* _QUOTED TEXT_:
****************************************

Both sides were feeling the suspense as the Democrat Governor of New York, Andrew Cuomo, urged passage of the law in the Republican-controlled Senate. Approved by the lower house last week, the bill would make New York the sixth – and the most populous – state to give full marriage rights to gays, lesbians and transsexuals.

As day wore into evening, the fate of the law remained in the balance, with backers one vote shy of securing a majority. As well as Mr Cuomo, New York Mayor Michael Bloomberg has been in the state capital in recent days, lobbying in favour of gay marriage.

The drama in Albany – the camps of supporters and opponents sang opposing anthems to try to get the attention of wavering lawmakers – comes amid subtly shifting sentiments at the national level. President Barack Obama is due later this week to host a Gala with the Gay Community in New York, a first such event for him. Mr Obama's personal position on gay marriage has become a subject of speculation, although he remains on the record as stopping short of supporting full marriage rights for gay couples.

****************************************

* _DATA_:
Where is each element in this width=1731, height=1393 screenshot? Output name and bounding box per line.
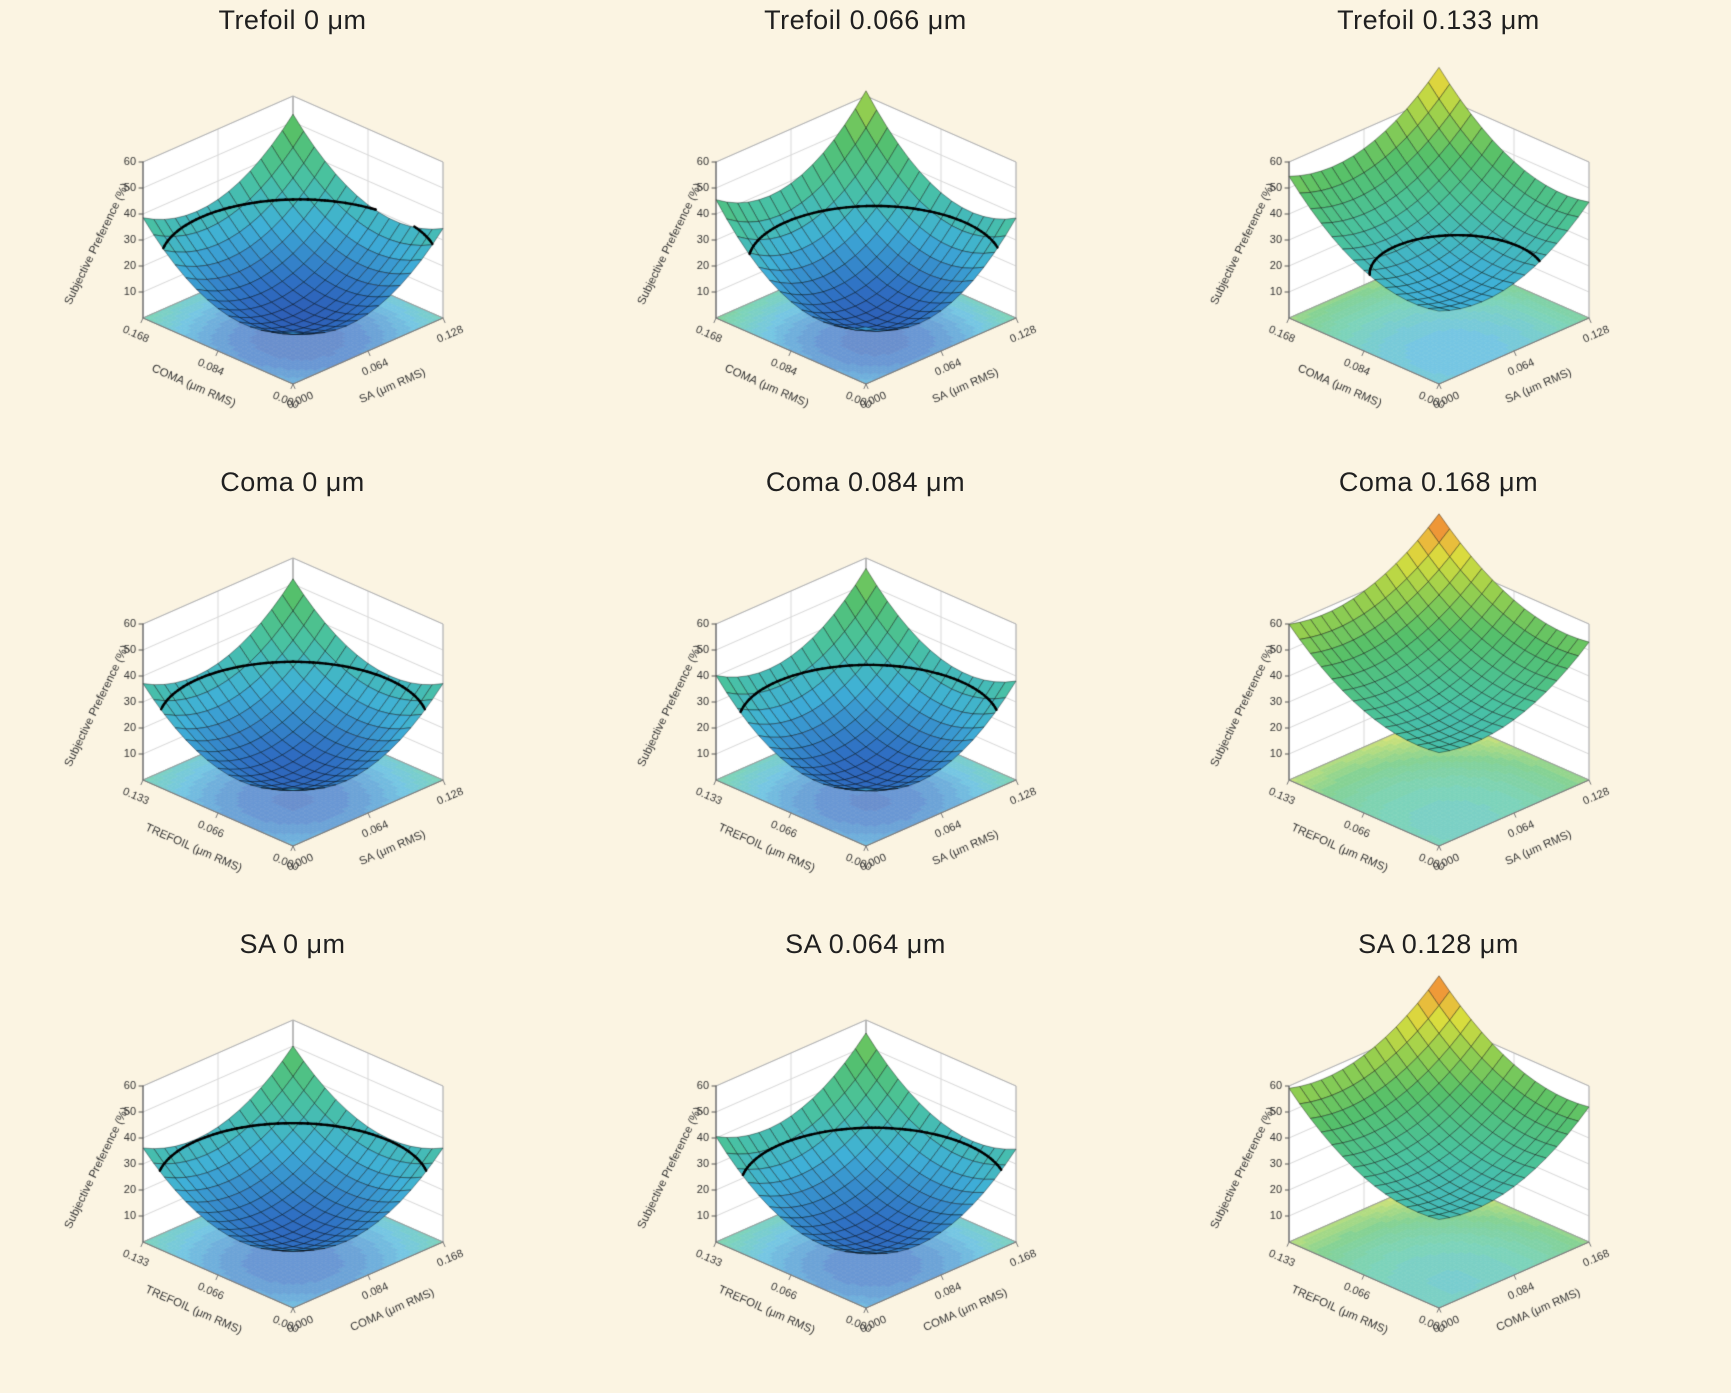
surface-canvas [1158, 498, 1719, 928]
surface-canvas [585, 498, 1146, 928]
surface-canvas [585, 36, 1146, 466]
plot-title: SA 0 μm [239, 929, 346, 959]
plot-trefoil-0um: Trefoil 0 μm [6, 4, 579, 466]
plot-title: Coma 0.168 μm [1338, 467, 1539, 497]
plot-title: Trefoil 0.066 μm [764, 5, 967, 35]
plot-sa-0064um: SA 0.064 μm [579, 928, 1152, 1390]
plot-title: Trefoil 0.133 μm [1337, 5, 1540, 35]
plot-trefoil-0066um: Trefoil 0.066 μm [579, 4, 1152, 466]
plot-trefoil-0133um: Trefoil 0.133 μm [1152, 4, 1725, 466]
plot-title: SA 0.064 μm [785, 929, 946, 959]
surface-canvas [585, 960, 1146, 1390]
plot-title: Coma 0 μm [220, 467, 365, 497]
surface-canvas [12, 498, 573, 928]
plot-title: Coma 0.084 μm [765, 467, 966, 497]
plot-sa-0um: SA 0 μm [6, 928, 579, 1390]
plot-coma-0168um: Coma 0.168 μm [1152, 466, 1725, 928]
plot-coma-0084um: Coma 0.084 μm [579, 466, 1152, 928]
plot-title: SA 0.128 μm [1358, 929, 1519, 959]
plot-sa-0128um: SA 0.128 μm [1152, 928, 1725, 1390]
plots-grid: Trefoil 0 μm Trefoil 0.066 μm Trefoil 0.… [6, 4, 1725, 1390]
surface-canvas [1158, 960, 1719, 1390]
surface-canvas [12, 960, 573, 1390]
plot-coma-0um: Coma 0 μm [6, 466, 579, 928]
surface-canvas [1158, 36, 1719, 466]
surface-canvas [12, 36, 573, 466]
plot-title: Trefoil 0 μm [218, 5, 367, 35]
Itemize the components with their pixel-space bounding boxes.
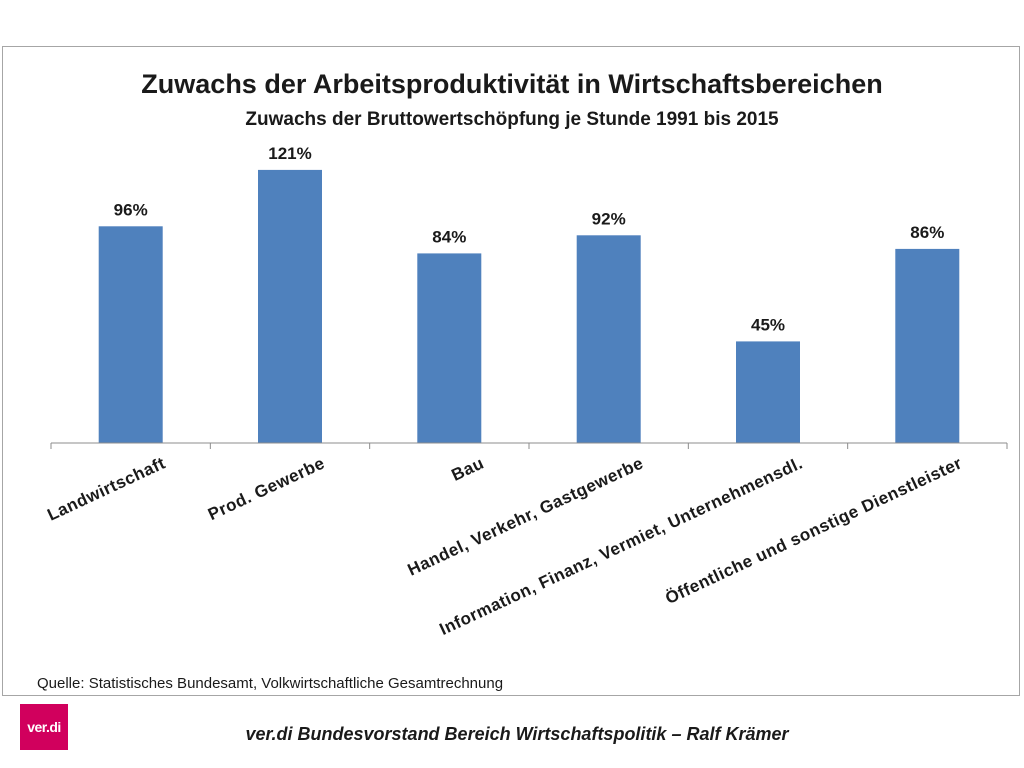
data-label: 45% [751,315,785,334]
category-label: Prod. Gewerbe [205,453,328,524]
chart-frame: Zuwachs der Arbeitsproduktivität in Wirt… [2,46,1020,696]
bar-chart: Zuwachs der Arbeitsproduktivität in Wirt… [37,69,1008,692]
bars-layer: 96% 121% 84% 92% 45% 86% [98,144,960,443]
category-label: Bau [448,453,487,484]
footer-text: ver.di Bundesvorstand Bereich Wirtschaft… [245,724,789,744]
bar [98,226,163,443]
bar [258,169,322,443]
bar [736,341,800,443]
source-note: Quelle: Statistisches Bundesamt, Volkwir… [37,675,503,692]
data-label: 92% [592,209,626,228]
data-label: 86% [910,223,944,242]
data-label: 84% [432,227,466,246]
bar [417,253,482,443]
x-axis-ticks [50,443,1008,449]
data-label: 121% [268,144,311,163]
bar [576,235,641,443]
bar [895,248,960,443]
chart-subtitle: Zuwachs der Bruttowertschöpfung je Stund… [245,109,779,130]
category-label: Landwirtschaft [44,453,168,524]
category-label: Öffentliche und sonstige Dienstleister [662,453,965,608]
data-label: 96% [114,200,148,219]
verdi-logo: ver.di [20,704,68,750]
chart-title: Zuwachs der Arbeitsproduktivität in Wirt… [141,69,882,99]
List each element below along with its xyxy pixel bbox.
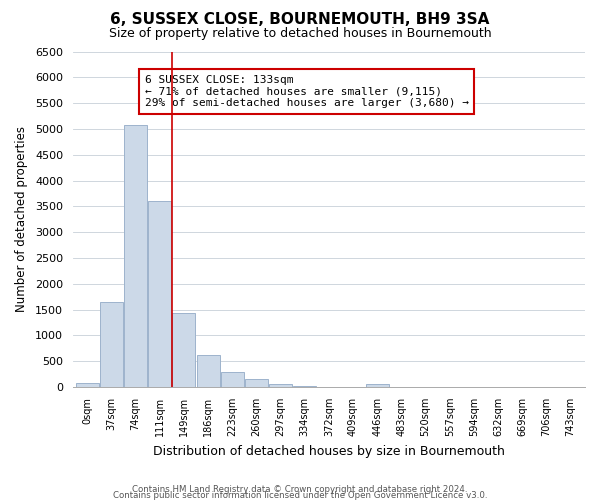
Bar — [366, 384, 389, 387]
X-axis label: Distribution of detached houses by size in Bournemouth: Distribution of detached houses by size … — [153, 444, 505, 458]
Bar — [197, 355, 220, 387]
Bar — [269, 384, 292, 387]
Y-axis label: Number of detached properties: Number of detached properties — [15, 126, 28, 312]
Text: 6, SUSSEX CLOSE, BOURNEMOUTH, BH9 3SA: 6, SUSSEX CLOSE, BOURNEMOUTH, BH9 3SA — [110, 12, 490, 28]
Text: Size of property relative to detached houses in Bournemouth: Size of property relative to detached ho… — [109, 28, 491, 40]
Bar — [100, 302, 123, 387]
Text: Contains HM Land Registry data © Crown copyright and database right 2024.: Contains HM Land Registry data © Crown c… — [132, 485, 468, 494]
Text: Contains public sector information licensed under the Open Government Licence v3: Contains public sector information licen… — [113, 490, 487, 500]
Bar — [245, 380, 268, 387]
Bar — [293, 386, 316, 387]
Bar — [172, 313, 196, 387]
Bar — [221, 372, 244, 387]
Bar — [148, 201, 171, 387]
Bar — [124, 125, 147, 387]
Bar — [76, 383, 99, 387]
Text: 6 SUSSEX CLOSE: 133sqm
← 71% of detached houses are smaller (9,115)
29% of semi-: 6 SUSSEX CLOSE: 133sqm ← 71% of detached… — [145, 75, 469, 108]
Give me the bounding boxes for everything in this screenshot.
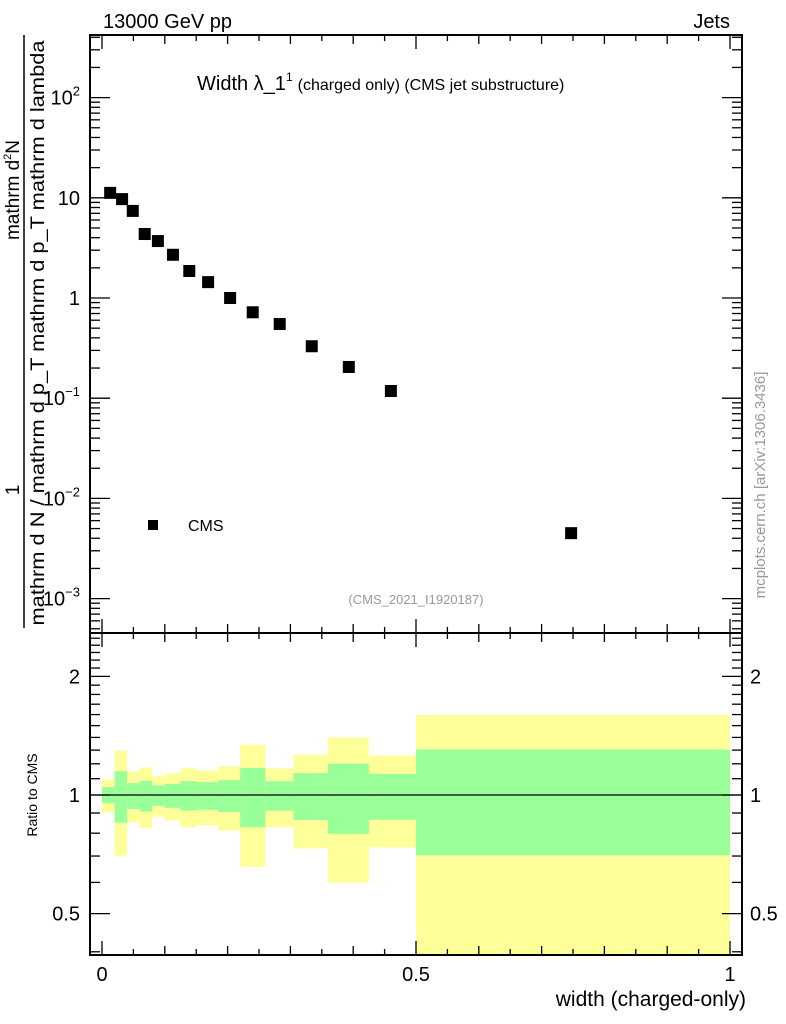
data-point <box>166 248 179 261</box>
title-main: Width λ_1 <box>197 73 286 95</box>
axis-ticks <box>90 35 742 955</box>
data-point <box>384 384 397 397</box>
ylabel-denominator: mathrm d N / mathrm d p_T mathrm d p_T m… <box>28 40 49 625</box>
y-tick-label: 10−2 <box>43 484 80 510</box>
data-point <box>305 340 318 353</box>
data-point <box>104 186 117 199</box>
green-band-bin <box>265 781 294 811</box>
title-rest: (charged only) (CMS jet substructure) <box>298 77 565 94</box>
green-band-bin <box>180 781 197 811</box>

****************************************

Continue the news report on New York's same-sex marriage bill, starting after its last sentence.

The administration has also stopped supporting the Defence of Marriage Act, the federal law signed by former president Bill Clinton in 1996 that defines marriage as being between a man and a woman. The move opened the door to legal challenges of the law as being discriminatory and therefore in violation of the US Constitution.

Mr Cuomo, who was elected last year in the footsteps of his father, Mario Cuomo, one of the longest-serving governors of New York, has meanwhile invested much of his early political capitol in getting a gay marriage bill passed. The law would grant same-sex couples equal rights to marry "as well as hundreds of rights, benefits and protections that are currently limited to married couples of the opposite sex", he said. Opposition has been led in part by the Catholic Church. The Bishop of New York, Timothy Dolan, preached against it from the pulpit at the weekend.